# INSTRUCTIONS FOR THE TASK
Below is a listing. Gather each line of it that contains "xlabel".

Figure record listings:
::::

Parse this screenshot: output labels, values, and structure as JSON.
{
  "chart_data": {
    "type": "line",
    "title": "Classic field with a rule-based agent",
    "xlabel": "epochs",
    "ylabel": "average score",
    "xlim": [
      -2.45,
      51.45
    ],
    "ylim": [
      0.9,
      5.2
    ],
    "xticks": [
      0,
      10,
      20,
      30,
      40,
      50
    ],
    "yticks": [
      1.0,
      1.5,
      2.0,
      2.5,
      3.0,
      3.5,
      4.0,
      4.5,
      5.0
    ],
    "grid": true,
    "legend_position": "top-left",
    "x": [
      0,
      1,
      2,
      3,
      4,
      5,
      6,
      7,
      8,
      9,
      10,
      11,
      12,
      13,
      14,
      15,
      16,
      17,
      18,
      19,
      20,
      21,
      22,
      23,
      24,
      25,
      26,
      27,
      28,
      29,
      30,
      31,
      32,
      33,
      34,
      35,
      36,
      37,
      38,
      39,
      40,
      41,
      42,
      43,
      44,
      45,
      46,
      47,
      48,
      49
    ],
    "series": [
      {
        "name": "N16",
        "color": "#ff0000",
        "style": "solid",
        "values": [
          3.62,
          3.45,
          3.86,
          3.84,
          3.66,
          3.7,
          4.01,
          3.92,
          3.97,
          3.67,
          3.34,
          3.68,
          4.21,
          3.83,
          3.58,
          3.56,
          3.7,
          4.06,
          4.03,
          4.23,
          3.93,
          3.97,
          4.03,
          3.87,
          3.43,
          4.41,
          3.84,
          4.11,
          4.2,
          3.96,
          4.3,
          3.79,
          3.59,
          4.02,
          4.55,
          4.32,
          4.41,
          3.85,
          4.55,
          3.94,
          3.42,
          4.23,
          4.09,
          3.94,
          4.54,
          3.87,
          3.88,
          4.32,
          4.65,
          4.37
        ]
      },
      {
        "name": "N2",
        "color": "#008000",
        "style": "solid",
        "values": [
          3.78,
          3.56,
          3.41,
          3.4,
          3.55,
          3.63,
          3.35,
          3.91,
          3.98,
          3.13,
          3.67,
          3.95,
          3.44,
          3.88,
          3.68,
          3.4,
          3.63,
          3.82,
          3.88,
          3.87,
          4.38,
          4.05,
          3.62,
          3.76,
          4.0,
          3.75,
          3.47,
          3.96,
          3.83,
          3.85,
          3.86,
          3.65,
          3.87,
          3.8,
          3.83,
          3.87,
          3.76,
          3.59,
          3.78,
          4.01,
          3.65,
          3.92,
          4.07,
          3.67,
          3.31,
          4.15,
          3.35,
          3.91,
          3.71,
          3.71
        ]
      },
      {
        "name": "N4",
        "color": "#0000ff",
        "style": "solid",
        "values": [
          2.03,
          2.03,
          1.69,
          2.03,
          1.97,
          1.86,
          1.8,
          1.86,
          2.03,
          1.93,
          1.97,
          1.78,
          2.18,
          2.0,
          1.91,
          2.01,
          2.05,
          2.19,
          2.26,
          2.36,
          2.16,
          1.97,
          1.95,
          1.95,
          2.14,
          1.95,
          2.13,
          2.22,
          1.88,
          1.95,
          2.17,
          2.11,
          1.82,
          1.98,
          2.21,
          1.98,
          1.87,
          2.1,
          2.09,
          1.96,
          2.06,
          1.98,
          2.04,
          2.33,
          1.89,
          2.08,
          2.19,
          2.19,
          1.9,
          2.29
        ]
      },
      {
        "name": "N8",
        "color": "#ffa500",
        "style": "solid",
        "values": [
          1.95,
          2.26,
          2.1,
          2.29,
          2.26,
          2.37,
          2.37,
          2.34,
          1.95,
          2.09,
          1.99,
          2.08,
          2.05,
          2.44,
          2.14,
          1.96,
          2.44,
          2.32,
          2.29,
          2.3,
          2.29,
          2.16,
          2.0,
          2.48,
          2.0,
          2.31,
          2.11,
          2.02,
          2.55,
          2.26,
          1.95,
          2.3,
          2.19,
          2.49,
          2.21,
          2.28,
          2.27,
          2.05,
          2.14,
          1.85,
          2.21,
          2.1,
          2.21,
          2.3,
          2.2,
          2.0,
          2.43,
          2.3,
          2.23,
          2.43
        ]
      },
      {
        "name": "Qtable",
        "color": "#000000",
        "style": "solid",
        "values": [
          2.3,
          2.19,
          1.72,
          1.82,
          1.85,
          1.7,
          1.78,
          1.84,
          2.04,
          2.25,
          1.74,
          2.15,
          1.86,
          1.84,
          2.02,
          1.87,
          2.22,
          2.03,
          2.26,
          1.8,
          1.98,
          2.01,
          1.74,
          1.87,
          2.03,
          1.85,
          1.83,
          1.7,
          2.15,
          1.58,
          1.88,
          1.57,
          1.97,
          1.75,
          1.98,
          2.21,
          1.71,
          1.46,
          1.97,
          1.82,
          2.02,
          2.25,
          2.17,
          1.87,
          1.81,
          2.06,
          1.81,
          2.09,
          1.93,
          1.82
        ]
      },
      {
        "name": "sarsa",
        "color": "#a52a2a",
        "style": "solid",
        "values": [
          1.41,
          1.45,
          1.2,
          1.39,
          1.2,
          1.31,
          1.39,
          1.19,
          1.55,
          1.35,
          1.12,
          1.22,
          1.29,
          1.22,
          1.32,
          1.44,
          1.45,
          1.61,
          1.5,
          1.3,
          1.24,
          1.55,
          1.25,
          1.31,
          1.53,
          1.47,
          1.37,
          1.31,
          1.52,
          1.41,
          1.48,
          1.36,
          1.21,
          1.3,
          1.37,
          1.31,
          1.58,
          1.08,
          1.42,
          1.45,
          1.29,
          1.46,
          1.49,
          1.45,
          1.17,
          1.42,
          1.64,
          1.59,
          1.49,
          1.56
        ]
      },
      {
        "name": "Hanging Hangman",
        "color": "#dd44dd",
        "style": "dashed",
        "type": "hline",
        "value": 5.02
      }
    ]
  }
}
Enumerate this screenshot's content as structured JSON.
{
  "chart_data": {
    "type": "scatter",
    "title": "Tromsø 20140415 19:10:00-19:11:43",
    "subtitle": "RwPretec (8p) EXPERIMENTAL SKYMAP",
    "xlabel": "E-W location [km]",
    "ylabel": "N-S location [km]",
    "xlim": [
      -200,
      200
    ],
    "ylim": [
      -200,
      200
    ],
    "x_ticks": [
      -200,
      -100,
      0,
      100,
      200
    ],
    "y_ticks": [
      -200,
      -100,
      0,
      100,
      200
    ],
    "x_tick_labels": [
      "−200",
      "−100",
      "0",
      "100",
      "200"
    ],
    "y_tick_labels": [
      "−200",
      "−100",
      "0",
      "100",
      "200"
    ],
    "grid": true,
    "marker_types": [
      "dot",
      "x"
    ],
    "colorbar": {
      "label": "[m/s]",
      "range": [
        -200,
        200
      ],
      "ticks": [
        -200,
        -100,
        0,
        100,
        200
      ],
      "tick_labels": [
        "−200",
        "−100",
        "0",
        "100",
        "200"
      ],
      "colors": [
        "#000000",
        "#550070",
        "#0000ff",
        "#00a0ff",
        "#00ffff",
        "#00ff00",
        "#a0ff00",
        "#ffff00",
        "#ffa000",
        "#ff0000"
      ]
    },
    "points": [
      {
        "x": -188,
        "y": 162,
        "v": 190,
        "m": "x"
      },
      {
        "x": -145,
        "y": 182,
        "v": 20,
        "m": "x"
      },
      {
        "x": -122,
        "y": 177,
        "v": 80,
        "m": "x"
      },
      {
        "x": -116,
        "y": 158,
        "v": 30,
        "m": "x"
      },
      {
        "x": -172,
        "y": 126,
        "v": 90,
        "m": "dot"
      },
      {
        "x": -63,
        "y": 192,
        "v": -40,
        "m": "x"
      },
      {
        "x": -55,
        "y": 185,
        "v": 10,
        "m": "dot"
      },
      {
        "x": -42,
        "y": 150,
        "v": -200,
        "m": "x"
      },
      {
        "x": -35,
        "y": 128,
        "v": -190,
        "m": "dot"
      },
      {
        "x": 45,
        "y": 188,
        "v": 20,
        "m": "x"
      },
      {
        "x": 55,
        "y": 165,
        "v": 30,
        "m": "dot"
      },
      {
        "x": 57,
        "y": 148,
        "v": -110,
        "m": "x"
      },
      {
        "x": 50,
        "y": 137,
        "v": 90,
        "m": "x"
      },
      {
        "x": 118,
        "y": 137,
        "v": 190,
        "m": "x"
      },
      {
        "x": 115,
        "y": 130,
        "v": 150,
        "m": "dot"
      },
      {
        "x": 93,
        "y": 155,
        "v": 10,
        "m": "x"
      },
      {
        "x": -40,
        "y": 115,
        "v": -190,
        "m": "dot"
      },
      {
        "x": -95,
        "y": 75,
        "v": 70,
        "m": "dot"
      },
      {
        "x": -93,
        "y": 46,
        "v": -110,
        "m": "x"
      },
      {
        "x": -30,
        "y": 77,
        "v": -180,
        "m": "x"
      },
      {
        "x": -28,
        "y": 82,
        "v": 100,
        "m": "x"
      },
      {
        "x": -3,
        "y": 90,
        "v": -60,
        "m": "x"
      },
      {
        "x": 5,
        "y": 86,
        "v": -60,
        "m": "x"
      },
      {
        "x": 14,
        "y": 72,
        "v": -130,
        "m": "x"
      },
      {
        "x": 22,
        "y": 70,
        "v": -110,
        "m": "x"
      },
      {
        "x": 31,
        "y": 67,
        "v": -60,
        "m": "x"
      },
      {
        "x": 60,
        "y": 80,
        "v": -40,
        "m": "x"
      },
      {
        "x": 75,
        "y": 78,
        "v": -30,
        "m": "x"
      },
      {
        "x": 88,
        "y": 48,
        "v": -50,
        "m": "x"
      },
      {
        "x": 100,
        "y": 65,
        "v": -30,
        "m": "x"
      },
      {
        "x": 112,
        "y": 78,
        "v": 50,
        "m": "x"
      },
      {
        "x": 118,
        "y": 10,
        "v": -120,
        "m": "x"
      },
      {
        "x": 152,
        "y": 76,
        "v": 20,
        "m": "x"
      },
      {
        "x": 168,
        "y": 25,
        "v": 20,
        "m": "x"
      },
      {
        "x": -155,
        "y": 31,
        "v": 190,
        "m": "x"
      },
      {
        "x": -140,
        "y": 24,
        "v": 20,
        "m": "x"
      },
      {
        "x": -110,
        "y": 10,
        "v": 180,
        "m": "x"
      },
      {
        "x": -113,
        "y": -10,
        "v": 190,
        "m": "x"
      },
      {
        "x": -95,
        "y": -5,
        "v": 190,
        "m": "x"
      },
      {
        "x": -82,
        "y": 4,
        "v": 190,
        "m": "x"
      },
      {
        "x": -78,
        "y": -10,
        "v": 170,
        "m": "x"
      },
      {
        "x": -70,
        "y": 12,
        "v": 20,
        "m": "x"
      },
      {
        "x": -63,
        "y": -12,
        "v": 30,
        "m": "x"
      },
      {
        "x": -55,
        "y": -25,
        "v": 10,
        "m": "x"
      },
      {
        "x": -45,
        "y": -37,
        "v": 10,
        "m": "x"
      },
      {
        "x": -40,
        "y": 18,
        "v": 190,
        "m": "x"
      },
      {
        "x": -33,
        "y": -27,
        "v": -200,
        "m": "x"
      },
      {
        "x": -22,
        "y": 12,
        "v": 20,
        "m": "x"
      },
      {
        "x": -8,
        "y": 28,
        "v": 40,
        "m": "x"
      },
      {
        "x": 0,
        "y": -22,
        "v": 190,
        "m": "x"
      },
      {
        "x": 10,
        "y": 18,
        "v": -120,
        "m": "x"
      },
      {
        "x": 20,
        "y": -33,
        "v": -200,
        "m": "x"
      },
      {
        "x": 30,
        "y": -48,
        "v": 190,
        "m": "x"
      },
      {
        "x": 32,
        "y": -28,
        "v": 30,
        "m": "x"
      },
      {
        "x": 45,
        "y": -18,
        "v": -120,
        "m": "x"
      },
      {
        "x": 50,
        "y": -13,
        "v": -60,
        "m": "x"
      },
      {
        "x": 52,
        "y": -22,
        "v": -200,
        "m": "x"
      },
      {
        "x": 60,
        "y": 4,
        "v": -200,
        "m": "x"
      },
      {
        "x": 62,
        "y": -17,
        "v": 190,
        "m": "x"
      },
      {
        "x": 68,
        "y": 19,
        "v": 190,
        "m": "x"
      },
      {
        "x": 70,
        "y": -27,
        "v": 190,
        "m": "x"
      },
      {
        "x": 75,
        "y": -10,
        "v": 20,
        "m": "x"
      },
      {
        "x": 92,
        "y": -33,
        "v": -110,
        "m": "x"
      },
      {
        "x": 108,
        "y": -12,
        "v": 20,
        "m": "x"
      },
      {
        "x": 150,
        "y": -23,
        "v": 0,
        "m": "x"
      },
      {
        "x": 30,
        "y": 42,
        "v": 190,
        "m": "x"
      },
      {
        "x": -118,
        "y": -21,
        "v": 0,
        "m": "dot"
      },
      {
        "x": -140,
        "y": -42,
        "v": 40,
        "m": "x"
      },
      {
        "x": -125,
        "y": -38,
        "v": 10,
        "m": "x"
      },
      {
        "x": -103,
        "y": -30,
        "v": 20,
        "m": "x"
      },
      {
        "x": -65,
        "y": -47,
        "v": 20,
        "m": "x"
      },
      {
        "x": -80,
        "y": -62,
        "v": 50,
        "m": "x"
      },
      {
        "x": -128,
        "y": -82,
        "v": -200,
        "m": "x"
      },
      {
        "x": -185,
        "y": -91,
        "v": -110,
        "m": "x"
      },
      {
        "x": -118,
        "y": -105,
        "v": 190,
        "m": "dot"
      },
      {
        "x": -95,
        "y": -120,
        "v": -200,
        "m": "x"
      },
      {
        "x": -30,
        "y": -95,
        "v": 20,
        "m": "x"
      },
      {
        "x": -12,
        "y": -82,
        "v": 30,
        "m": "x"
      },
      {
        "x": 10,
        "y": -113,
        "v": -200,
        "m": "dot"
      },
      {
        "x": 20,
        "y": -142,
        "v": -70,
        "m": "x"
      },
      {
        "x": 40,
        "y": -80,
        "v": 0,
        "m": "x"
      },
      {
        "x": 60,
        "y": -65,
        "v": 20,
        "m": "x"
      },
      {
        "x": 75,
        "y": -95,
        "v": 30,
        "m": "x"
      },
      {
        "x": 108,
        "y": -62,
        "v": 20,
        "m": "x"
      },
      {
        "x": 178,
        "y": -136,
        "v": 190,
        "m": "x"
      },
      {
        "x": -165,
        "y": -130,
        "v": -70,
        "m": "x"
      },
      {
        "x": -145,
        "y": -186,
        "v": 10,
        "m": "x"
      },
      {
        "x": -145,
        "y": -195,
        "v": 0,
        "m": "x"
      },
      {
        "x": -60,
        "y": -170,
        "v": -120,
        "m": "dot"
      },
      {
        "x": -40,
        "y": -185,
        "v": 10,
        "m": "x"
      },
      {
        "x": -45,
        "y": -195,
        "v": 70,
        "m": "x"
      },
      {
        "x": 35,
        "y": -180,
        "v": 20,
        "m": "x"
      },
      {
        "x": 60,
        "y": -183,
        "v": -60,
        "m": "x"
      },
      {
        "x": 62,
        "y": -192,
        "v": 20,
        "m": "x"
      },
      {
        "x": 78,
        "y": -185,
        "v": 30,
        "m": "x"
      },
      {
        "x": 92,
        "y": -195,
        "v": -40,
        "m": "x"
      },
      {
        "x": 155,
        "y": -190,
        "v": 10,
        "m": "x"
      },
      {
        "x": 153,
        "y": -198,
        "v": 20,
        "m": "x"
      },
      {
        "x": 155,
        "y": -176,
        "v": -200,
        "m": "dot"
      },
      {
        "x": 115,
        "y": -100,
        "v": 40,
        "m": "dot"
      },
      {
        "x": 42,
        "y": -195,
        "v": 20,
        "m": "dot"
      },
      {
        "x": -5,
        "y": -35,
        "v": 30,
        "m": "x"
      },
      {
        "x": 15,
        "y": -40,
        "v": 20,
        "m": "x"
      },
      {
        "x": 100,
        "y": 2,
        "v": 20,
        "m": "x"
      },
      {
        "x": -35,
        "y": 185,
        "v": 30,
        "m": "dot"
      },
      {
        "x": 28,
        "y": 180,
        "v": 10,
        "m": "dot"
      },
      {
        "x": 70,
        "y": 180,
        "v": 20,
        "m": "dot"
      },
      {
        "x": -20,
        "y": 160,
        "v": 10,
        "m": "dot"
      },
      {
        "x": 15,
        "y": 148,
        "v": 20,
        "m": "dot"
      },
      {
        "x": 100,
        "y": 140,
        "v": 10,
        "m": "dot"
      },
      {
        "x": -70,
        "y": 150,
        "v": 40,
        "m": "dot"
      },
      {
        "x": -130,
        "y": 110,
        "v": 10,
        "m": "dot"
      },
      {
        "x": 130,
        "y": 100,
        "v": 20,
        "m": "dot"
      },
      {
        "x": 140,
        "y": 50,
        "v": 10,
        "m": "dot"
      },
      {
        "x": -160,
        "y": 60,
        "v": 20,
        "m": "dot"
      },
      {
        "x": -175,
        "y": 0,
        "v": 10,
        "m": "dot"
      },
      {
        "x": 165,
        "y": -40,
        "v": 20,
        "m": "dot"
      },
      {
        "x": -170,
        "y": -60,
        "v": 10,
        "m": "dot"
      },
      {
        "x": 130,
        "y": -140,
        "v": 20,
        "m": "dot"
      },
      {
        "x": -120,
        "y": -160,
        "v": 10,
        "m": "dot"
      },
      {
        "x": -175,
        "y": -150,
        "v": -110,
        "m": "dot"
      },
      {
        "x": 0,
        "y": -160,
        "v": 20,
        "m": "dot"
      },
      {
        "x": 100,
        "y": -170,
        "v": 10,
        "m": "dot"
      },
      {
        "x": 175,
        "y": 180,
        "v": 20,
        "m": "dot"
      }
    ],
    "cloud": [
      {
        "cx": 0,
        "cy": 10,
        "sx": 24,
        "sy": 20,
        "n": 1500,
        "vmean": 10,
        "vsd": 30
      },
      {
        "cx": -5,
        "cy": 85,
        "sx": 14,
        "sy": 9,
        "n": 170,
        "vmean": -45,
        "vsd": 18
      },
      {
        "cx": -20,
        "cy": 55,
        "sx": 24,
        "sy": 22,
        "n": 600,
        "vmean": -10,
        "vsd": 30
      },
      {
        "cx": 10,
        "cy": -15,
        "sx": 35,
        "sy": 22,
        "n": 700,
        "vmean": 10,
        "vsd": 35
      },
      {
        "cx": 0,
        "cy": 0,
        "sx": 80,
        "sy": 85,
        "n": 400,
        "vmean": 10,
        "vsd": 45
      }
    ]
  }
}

::::

# OUTPUT
    "xlabel": "epochs",
    "xlabel": "E-W location [km]",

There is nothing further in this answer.